Written task:
Restate the entire listing word for word.

Data in this exercise:

:::

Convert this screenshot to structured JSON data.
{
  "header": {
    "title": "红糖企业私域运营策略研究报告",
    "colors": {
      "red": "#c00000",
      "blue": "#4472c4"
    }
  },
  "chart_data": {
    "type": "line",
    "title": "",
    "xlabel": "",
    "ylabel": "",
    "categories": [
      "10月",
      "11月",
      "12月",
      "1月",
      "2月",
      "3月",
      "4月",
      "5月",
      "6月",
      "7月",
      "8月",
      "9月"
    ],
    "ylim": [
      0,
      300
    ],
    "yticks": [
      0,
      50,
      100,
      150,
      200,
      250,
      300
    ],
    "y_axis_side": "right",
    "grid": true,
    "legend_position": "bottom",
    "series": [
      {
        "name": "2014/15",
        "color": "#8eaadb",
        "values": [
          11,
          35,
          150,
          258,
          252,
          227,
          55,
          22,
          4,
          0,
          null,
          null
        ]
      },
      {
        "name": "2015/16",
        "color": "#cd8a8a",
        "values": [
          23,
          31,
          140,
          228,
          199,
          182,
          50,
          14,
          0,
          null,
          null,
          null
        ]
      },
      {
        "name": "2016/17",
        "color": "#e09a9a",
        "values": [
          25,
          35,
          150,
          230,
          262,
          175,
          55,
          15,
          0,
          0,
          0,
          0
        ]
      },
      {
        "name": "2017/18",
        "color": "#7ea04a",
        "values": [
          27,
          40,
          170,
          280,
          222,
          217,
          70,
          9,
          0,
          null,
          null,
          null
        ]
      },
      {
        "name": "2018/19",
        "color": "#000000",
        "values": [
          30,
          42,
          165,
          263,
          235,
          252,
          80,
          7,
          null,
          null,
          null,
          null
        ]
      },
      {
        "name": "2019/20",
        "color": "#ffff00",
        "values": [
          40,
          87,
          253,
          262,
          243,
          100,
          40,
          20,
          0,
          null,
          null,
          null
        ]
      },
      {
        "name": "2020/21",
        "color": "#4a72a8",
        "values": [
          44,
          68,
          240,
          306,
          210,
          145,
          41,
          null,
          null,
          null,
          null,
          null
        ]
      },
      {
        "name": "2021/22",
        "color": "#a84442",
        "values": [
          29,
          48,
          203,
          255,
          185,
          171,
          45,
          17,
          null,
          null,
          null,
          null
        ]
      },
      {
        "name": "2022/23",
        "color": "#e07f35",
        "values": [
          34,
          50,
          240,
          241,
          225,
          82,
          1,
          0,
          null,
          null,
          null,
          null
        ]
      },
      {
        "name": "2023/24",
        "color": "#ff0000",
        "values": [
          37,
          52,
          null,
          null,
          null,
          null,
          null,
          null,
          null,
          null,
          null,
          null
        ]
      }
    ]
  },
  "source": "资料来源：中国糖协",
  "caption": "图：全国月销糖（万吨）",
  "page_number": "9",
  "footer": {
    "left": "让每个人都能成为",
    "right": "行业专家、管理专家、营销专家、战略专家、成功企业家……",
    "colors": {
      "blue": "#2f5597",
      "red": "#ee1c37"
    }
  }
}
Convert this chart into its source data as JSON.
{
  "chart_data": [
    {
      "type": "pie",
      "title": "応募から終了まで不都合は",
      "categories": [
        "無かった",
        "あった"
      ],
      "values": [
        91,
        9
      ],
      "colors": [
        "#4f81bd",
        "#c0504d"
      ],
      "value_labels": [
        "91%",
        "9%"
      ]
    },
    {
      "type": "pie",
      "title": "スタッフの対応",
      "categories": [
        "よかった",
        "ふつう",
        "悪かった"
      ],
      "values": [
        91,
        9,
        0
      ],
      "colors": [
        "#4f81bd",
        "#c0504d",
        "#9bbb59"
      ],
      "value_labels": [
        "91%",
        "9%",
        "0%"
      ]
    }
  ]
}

:::

Solution below:
Convert this screenshot to structured JSON data.
{
  "header": {
    "title": "红糖企业私域运营策略研究报告",
    "colors": {
      "red": "#c00000",
      "blue": "#4472c4"
    }
  },
  "chart_data": {
    "type": "line",
    "title": "",
    "xlabel": "",
    "ylabel": "",
    "categories": [
      "10月",
      "11月",
      "12月",
      "1月",
      "2月",
      "3月",
      "4月",
      "5月",
      "6月",
      "7月",
      "8月",
      "9月"
    ],
    "ylim": [
      0,
      300
    ],
    "yticks": [
      0,
      50,
      100,
      150,
      200,
      250,
      300
    ],
    "y_axis_side": "right",
    "grid": true,
    "legend_position": "bottom",
    "series": [
      {
        "name": "2014/15",
        "color": "#8eaadb",
        "values": [
          11,
          35,
          150,
          258,
          252,
          227,
          55,
          22,
          4,
          0,
          null,
          null
        ]
      },
      {
        "name": "2015/16",
        "color": "#cd8a8a",
        "values": [
          23,
          31,
          140,
          228,
          199,
          182,
          50,
          14,
          0,
          null,
          null,
          null
        ]
      },
      {
        "name": "2016/17",
        "color": "#e09a9a",
        "values": [
          25,
          35,
          150,
          230,
          262,
          175,
          55,
          15,
          0,
          0,
          0,
          0
        ]
      },
      {
        "name": "2017/18",
        "color": "#7ea04a",
        "values": [
          27,
          40,
          170,
          280,
          222,
          217,
          70,
          9,
          0,
          null,
          null,
          null
        ]
      },
      {
        "name": "2018/19",
        "color": "#000000",
        "values": [
          30,
          42,
          165,
          263,
          235,
          252,
          80,
          7,
          null,
          null,
          null,
          null
        ]
      },
      {
        "name": "2019/20",
        "color": "#ffff00",
        "values": [
          40,
          87,
          253,
          262,
          243,
          100,
          40,
          20,
          0,
          null,
          null,
          null
        ]
      },
      {
        "name": "2020/21",
        "color": "#4a72a8",
        "values": [
          44,
          68,
          240,
          306,
          210,
          145,
          41,
          null,
          null,
          null,
          null,
          null
        ]
      },
      {
        "name": "2021/22",
        "color": "#a84442",
        "values": [
          29,
          48,
          203,
          255,
          185,
          171,
          45,
          17,
          null,
          null,
          null,
          null
        ]
      },
      {
        "name": "2022/23",
        "color": "#e07f35",
        "values": [
          34,
          50,
          240,
          241,
          225,
          82,
          1,
          0,
          null,
          null,
          null,
          null
        ]
      },
      {
        "name": "2023/24",
        "color": "#ff0000",
        "values": [
          37,
          52,
          null,
          null,
          null,
          null,
          null,
          null,
          null,
          null,
          null,
          null
        ]
      }
    ]
  },
  "source": "资料来源：中国糖协",
  "caption": "图：全国月销糖（万吨）",
  "page_number": "9",
  "footer": {
    "left": "让每个人都能成为",
    "right": "行业专家、管理专家、营销专家、战略专家、成功企业家……",
    "colors": {
      "blue": "#2f5597",
      "red": "#ee1c37"
    }
  }
}
Convert this chart into its source data as JSON.
{
  "chart_data": [
    {
      "type": "pie",
      "title": "応募から終了まで不都合は",
      "categories": [
        "無かった",
        "あった"
      ],
      "values": [
        91,
        9
      ],
      "colors": [
        "#4f81bd",
        "#c0504d"
      ],
      "value_labels": [
        "91%",
        "9%"
      ]
    },
    {
      "type": "pie",
      "title": "スタッフの対応",
      "categories": [
        "よかった",
        "ふつう",
        "悪かった"
      ],
      "values": [
        91,
        9,
        0
      ],
      "colors": [
        "#4f81bd",
        "#c0504d",
        "#9bbb59"
      ],
      "value_labels": [
        "91%",
        "9%",
        "0%"
      ]
    }
  ]
}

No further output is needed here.